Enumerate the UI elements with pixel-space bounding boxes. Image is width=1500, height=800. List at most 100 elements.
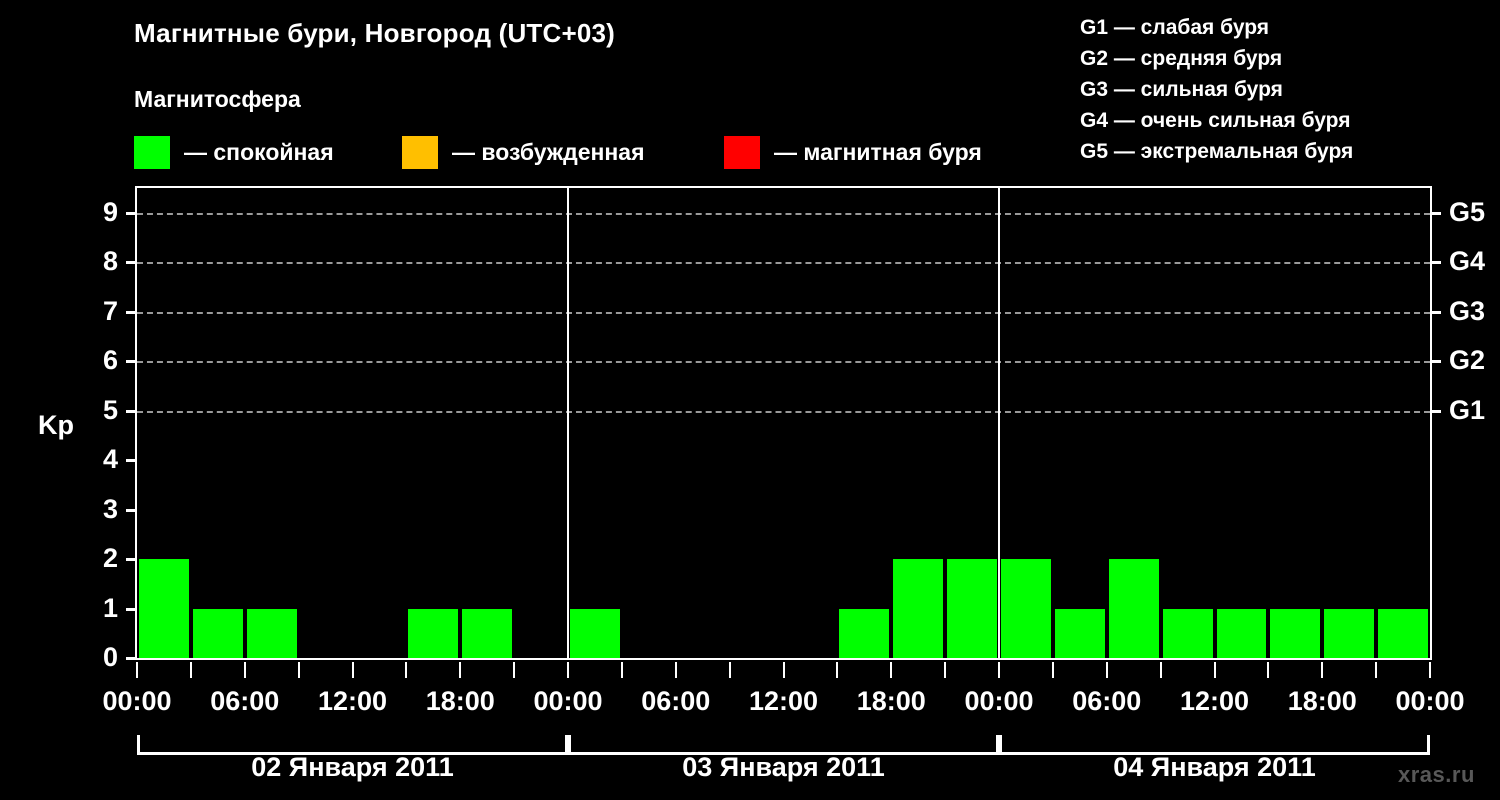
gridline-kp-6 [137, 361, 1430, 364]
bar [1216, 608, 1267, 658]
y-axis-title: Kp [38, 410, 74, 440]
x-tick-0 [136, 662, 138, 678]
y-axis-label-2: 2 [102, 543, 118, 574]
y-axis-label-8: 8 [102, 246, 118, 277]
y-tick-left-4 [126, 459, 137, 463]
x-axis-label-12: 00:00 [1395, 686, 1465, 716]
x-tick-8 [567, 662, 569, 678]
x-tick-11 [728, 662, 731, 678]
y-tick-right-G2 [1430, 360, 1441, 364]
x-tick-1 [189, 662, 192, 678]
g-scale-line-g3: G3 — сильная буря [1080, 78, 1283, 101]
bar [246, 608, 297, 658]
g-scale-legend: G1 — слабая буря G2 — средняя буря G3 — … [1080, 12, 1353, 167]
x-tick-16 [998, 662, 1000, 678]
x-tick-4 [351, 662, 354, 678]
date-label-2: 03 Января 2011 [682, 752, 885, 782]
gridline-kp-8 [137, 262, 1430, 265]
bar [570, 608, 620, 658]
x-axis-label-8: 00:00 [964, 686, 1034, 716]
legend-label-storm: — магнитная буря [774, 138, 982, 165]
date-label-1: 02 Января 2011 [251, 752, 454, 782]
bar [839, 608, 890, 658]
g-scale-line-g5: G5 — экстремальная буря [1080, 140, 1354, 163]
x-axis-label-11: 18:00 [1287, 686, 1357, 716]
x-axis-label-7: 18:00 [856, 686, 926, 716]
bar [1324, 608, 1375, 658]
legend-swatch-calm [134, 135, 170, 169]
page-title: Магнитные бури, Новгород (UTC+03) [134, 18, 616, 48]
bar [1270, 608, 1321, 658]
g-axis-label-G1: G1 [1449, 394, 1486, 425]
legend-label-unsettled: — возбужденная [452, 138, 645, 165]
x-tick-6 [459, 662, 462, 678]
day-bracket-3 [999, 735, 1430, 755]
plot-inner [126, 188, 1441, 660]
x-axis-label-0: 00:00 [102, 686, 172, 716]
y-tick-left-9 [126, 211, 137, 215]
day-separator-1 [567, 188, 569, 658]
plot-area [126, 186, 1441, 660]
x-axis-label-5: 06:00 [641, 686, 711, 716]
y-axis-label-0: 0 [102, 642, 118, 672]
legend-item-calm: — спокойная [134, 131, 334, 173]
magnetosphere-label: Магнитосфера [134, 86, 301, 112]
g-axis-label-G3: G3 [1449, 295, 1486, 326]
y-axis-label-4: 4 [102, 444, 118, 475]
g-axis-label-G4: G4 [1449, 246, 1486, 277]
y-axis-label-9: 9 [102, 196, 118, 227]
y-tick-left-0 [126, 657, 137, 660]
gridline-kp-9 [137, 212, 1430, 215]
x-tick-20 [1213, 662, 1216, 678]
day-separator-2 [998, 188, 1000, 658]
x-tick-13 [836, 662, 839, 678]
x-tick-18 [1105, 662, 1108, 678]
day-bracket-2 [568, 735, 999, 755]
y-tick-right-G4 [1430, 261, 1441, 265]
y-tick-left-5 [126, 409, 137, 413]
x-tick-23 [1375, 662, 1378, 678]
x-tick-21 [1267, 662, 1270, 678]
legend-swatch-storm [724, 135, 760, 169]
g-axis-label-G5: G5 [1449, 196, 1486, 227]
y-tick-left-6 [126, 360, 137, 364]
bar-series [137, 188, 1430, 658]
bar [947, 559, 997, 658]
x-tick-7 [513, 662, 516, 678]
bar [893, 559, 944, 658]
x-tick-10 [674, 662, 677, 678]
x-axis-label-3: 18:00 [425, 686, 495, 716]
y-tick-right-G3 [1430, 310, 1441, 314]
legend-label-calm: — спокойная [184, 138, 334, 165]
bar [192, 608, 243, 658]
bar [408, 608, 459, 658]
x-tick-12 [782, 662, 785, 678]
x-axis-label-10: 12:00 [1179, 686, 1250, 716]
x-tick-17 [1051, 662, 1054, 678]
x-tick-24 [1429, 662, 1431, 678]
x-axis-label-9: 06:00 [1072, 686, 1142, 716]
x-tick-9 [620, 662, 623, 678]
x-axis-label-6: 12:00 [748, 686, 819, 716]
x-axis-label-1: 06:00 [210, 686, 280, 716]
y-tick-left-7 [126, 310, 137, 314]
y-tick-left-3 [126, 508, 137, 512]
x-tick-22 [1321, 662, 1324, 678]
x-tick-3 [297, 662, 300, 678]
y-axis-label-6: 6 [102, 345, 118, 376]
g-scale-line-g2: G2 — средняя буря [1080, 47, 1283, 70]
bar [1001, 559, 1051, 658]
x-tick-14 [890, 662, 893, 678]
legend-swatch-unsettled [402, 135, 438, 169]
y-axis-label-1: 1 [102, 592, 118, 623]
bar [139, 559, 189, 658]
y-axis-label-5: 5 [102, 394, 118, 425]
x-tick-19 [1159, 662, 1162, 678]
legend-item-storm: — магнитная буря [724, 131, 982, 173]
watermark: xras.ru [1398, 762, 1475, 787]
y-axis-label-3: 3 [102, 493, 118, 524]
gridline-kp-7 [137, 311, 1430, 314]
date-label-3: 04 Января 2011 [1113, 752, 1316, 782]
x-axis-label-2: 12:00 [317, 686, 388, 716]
• • • • •
▶ **Your goal**:
Collect every line in the rows above that contains the string "gridline", and copy each one unchanged.

▶ **Reply**:
gridline-kp-6 [137, 361, 1430, 364]
gridline-kp-8 [137, 262, 1430, 265]
gridline-kp-9 [137, 212, 1430, 215]
gridline-kp-7 [137, 311, 1430, 314]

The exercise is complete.